** BEGIN Data for processing **

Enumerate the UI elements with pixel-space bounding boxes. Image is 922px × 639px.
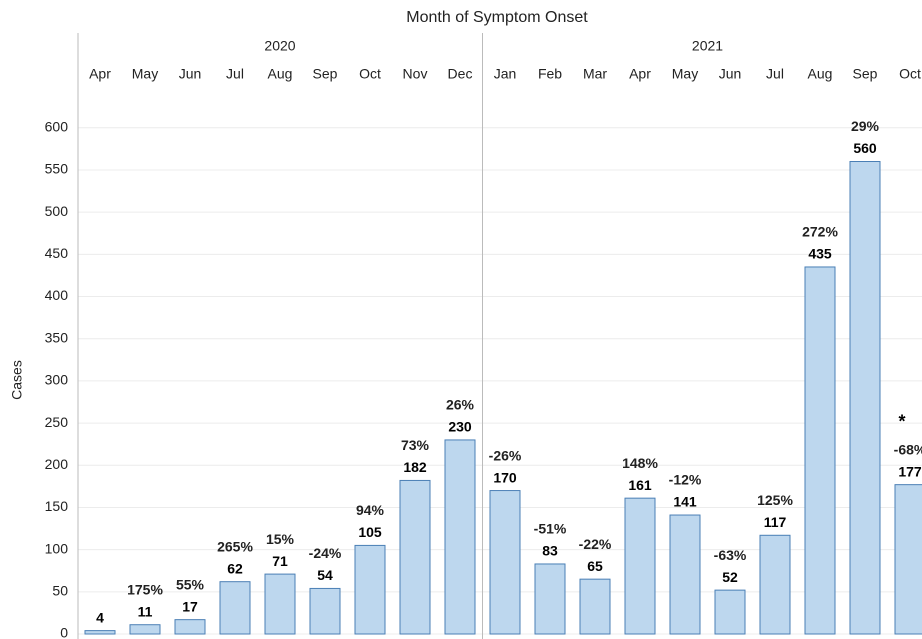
change-label: -68% bbox=[894, 441, 922, 457]
value-label: 65 bbox=[587, 558, 603, 574]
bar bbox=[309, 587, 341, 635]
value-label: 54 bbox=[317, 567, 333, 583]
x-tick-label: Jul bbox=[766, 66, 784, 82]
value-label: 71 bbox=[272, 553, 288, 569]
value-label: 62 bbox=[227, 560, 243, 576]
y-tick-label: 300 bbox=[45, 372, 69, 388]
value-label: 52 bbox=[722, 569, 738, 585]
x-tick-label: Feb bbox=[538, 66, 562, 82]
x-tick-label: Dec bbox=[448, 66, 473, 82]
change-label: -26% bbox=[489, 447, 522, 463]
x-tick-label: Jun bbox=[179, 66, 202, 82]
change-label: -24% bbox=[309, 545, 342, 561]
x-tick-label: Sep bbox=[853, 66, 878, 82]
value-label: 170 bbox=[493, 469, 517, 485]
change-label: 125% bbox=[757, 492, 793, 508]
x-tick-label: Oct bbox=[899, 66, 921, 82]
bar bbox=[759, 534, 791, 635]
y-tick-label: 400 bbox=[45, 287, 69, 303]
bar bbox=[849, 161, 881, 635]
change-label: 29% bbox=[851, 118, 880, 134]
change-label: 148% bbox=[622, 455, 658, 471]
bar bbox=[894, 484, 922, 635]
year-label: 2021 bbox=[692, 38, 723, 54]
change-label: 73% bbox=[401, 437, 430, 453]
change-label: -22% bbox=[579, 536, 612, 552]
y-tick-label: 250 bbox=[45, 414, 69, 430]
y-tick-label: 450 bbox=[45, 245, 69, 261]
value-label: 11 bbox=[138, 603, 153, 619]
value-label: 4 bbox=[96, 609, 104, 625]
change-label: -51% bbox=[534, 521, 567, 537]
x-tick-label: Apr bbox=[89, 66, 111, 82]
x-tick-label: Oct bbox=[359, 66, 381, 82]
bar bbox=[534, 563, 566, 635]
y-tick-label: 200 bbox=[45, 456, 69, 472]
y-tick-label: 500 bbox=[45, 203, 69, 219]
year-label: 2020 bbox=[264, 38, 295, 54]
x-tick-label: Jul bbox=[226, 66, 244, 82]
value-label: 177 bbox=[898, 463, 922, 479]
x-tick-label: Mar bbox=[583, 66, 607, 82]
bar bbox=[669, 514, 701, 635]
value-label: 105 bbox=[358, 524, 382, 540]
x-tick-label: Aug bbox=[808, 66, 833, 82]
change-label: 26% bbox=[446, 397, 475, 413]
bar bbox=[84, 630, 116, 635]
change-label: -63% bbox=[714, 547, 747, 563]
y-tick-label: 100 bbox=[45, 540, 69, 556]
change-label: 94% bbox=[356, 502, 385, 518]
change-label: 272% bbox=[802, 224, 838, 240]
chart-title: Month of Symptom Onset bbox=[406, 9, 588, 26]
bar bbox=[129, 624, 161, 635]
bar bbox=[489, 490, 521, 635]
change-label: 15% bbox=[266, 531, 295, 547]
value-label: 182 bbox=[403, 459, 427, 475]
annotation: * bbox=[898, 411, 905, 431]
change-label: 265% bbox=[217, 538, 253, 554]
bar bbox=[354, 544, 386, 635]
bar bbox=[579, 578, 611, 635]
value-label: 230 bbox=[448, 419, 472, 435]
y-tick-label: 550 bbox=[45, 161, 69, 177]
y-tick-label: 150 bbox=[45, 498, 69, 514]
x-tick-label: Nov bbox=[403, 66, 428, 82]
y-tick-label: 600 bbox=[45, 118, 69, 134]
value-label: 560 bbox=[853, 140, 877, 156]
value-label: 17 bbox=[182, 598, 198, 614]
bar bbox=[624, 497, 656, 635]
change-label: 175% bbox=[127, 581, 163, 597]
y-tick-label: 50 bbox=[52, 583, 68, 599]
value-label: 83 bbox=[542, 543, 558, 559]
value-label: 141 bbox=[673, 494, 697, 510]
x-tick-label: Jun bbox=[719, 66, 742, 82]
bar bbox=[219, 581, 251, 635]
bar bbox=[804, 266, 836, 635]
x-tick-label: Jan bbox=[494, 66, 517, 82]
value-label: 117 bbox=[764, 514, 787, 530]
bar bbox=[174, 619, 206, 635]
change-label: -12% bbox=[669, 472, 702, 488]
x-tick-label: Apr bbox=[629, 66, 651, 82]
value-label: 435 bbox=[808, 246, 832, 262]
x-tick-label: May bbox=[132, 66, 158, 82]
x-tick-label: May bbox=[672, 66, 698, 82]
y-tick-label: 350 bbox=[45, 329, 69, 345]
x-tick-label: Sep bbox=[313, 66, 338, 82]
change-label: 55% bbox=[176, 576, 205, 592]
value-label: 161 bbox=[628, 477, 652, 493]
bar bbox=[264, 573, 296, 635]
y-axis-label: Cases bbox=[9, 360, 25, 400]
bar bbox=[399, 479, 431, 635]
bar bbox=[714, 589, 746, 635]
x-tick-label: Aug bbox=[268, 66, 293, 82]
y-tick-label: 0 bbox=[60, 625, 68, 639]
bar bbox=[444, 439, 476, 635]
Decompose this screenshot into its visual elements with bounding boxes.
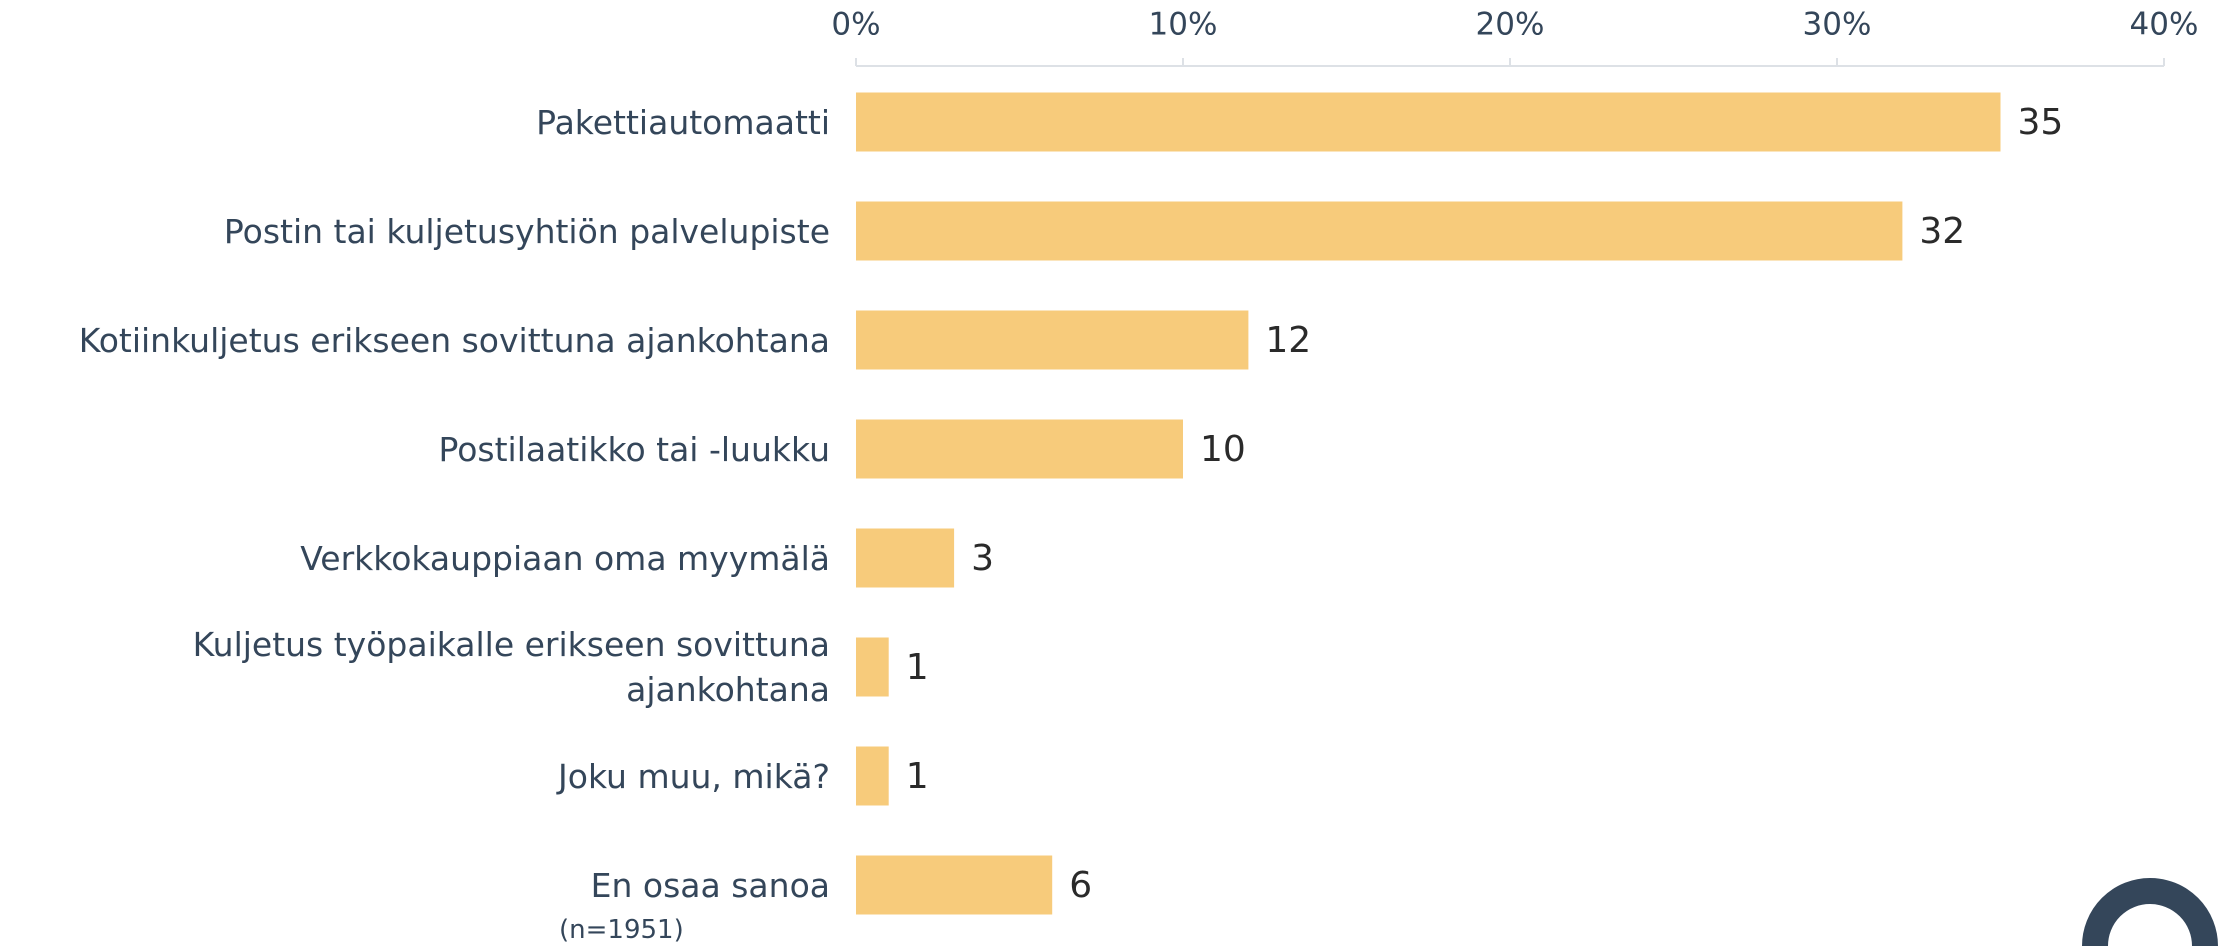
x-tick-label: 30% (1803, 7, 1872, 43)
bar (856, 201, 1903, 261)
value-label: 35 (2018, 102, 2064, 143)
value-label: 1 (906, 647, 929, 688)
category-label: Verkkokauppiaan oma myymälä (300, 538, 830, 578)
bar (856, 92, 2001, 152)
x-tick-label: 40% (2130, 7, 2199, 43)
category-label: Joku muu, mikä? (558, 756, 830, 796)
x-tick-label: 10% (1149, 7, 1218, 43)
sample-note: (n=1951) (559, 915, 684, 945)
value-label: 32 (1919, 211, 1965, 252)
category-label: Pakettiautomaatti (536, 102, 830, 142)
category-label: En osaa sanoa (590, 865, 830, 905)
bar (856, 419, 1183, 479)
x-tick-label: 20% (1476, 7, 1545, 43)
value-label: 10 (1200, 429, 1246, 470)
bar (856, 637, 889, 697)
category-label: Postilaatikko tai -luukku (438, 429, 830, 469)
value-label: 6 (1069, 865, 1092, 906)
category-label: Postin tai kuljetusyhtiön palvelupiste (223, 211, 830, 251)
value-label: 3 (971, 538, 994, 579)
value-label: 12 (1265, 320, 1311, 361)
x-tick-label: 0% (831, 7, 880, 43)
bar (856, 746, 889, 806)
category-label: Kuljetus työpaikalle erikseen sovittuna … (192, 625, 830, 709)
bar (856, 855, 1053, 915)
category-label: Kotiinkuljetus erikseen sovittuna ajanko… (78, 320, 830, 360)
bar (856, 310, 1249, 370)
value-label: 1 (906, 756, 929, 797)
logo (2082, 878, 2218, 946)
bar (856, 528, 955, 588)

** END Data for processing **

- Exercise -
Return every line of the records above unchanged, character for character, but leave the pictures out.

- Expected answer -
Enumerate the UI elements with pixel-space bounding boxes. Image is 922px × 639px.
change-label: -68% bbox=[894, 441, 922, 457]
value-label: 65 bbox=[587, 558, 603, 574]
bar bbox=[309, 587, 341, 635]
value-label: 54 bbox=[317, 567, 333, 583]
x-tick-label: Jul bbox=[766, 66, 784, 82]
value-label: 71 bbox=[272, 553, 288, 569]
value-label: 62 bbox=[227, 560, 243, 576]
y-tick-label: 300 bbox=[45, 372, 69, 388]
value-label: 52 bbox=[722, 569, 738, 585]
x-tick-label: Feb bbox=[538, 66, 562, 82]
x-tick-label: Dec bbox=[448, 66, 473, 82]
change-label: -26% bbox=[489, 447, 522, 463]
x-tick-label: Jun bbox=[179, 66, 202, 82]
change-label: -24% bbox=[309, 545, 342, 561]
x-tick-label: Sep bbox=[853, 66, 878, 82]
value-label: 170 bbox=[493, 469, 517, 485]
change-label: 125% bbox=[757, 492, 793, 508]
x-tick-label: Oct bbox=[899, 66, 921, 82]
bar bbox=[759, 534, 791, 635]
y-tick-label: 400 bbox=[45, 287, 69, 303]
bar bbox=[849, 161, 881, 635]
change-label: 29% bbox=[851, 118, 880, 134]
change-label: 148% bbox=[622, 455, 658, 471]
bar bbox=[894, 484, 922, 635]
year-label: 2021 bbox=[692, 38, 723, 54]
change-label: 73% bbox=[401, 437, 430, 453]
change-label: -22% bbox=[579, 536, 612, 552]
y-tick-label: 250 bbox=[45, 414, 69, 430]
y-tick-label: 450 bbox=[45, 245, 69, 261]
value-label: 11 bbox=[138, 603, 153, 619]
value-label: 4 bbox=[96, 609, 104, 625]
change-label: -51% bbox=[534, 521, 567, 537]
x-tick-label: Apr bbox=[89, 66, 111, 82]
x-tick-label: Oct bbox=[359, 66, 381, 82]
bar bbox=[534, 563, 566, 635]
y-tick-label: 200 bbox=[45, 456, 69, 472]
y-tick-label: 500 bbox=[45, 203, 69, 219]
year-label: 2020 bbox=[264, 38, 295, 54]
x-tick-label: Jul bbox=[226, 66, 244, 82]
value-label: 177 bbox=[898, 463, 922, 479]
x-tick-label: Mar bbox=[583, 66, 607, 82]
bar bbox=[669, 514, 701, 635]
value-label: 105 bbox=[358, 524, 382, 540]
x-tick-label: Aug bbox=[808, 66, 833, 82]
change-label: 26% bbox=[446, 397, 475, 413]
bar bbox=[84, 630, 116, 635]
change-label: -63% bbox=[714, 547, 747, 563]
y-tick-label: 100 bbox=[45, 540, 69, 556]
change-label: 94% bbox=[356, 502, 385, 518]
change-label: 272% bbox=[802, 224, 838, 240]
chart-title: Month of Symptom Onset bbox=[406, 9, 588, 26]
bar bbox=[129, 624, 161, 635]
bar bbox=[489, 490, 521, 635]
change-label: 15% bbox=[266, 531, 295, 547]
value-label: 182 bbox=[403, 459, 427, 475]
annotation: * bbox=[898, 411, 905, 431]
change-label: 265% bbox=[217, 538, 253, 554]
bar bbox=[354, 544, 386, 635]
bar bbox=[579, 578, 611, 635]
value-label: 230 bbox=[448, 419, 472, 435]
y-tick-label: 550 bbox=[45, 161, 69, 177]
y-tick-label: 150 bbox=[45, 498, 69, 514]
x-tick-label: Nov bbox=[403, 66, 428, 82]
y-tick-label: 600 bbox=[45, 118, 69, 134]
value-label: 560 bbox=[853, 140, 877, 156]
value-label: 17 bbox=[182, 598, 198, 614]
bar bbox=[624, 497, 656, 635]
change-label: 175% bbox=[127, 581, 163, 597]
y-tick-label: 50 bbox=[52, 583, 68, 599]
value-label: 83 bbox=[542, 543, 558, 559]
value-label: 141 bbox=[673, 494, 697, 510]
x-tick-label: Jun bbox=[719, 66, 742, 82]
bar bbox=[219, 581, 251, 635]
bar bbox=[804, 266, 836, 635]
x-tick-label: Jan bbox=[494, 66, 517, 82]
value-label: 117 bbox=[764, 514, 787, 530]
bar bbox=[174, 619, 206, 635]
change-label: -12% bbox=[669, 472, 702, 488]
x-tick-label: Apr bbox=[629, 66, 651, 82]
value-label: 435 bbox=[808, 246, 832, 262]
x-tick-label: May bbox=[132, 66, 158, 82]
x-tick-label: May bbox=[672, 66, 698, 82]
y-tick-label: 350 bbox=[45, 329, 69, 345]
x-tick-label: Sep bbox=[313, 66, 338, 82]
change-label: 55% bbox=[176, 576, 205, 592]
value-label: 161 bbox=[628, 477, 652, 493]
bar bbox=[264, 573, 296, 635]
y-axis-label: Cases bbox=[9, 360, 25, 400]
bar bbox=[399, 479, 431, 635]
bar bbox=[714, 589, 746, 635]
x-tick-label: Aug bbox=[268, 66, 293, 82]
y-tick-label: 0 bbox=[60, 625, 68, 639]
bar bbox=[444, 439, 476, 635]
Decompose this screenshot into its visual elements with bounding boxes.
x-tick-label: 30% (1803, 7, 1872, 43)
bar (856, 201, 1903, 261)
value-label: 35 (2018, 102, 2064, 143)
value-label: 1 (906, 647, 929, 688)
category-label: Verkkokauppiaan oma myymälä (300, 538, 830, 578)
bar (856, 92, 2001, 152)
x-tick-label: 40% (2130, 7, 2199, 43)
category-label: Joku muu, mikä? (558, 756, 830, 796)
x-tick-label: 10% (1149, 7, 1218, 43)
sample-note: (n=1951) (559, 915, 684, 945)
value-label: 32 (1919, 211, 1965, 252)
category-label: Pakettiautomaatti (536, 102, 830, 142)
category-label: En osaa sanoa (590, 865, 830, 905)
bar (856, 419, 1183, 479)
x-tick-label: 20% (1476, 7, 1545, 43)
value-label: 10 (1200, 429, 1246, 470)
bar (856, 637, 889, 697)
category-label: Postilaatikko tai -luukku (438, 429, 830, 469)
value-label: 6 (1069, 865, 1092, 906)
category-label: Postin tai kuljetusyhtiön palvelupiste (223, 211, 830, 251)
value-label: 3 (971, 538, 994, 579)
value-label: 12 (1265, 320, 1311, 361)
x-tick-label: 0% (831, 7, 880, 43)
bar (856, 746, 889, 806)
category-label: Kuljetus työpaikalle erikseen sovittuna … (192, 625, 830, 709)
bar (856, 855, 1053, 915)
category-label: Kotiinkuljetus erikseen sovittuna ajanko… (78, 320, 830, 360)
bar (856, 310, 1249, 370)
value-label: 1 (906, 756, 929, 797)
logo (2082, 878, 2218, 946)
bar (856, 528, 955, 588)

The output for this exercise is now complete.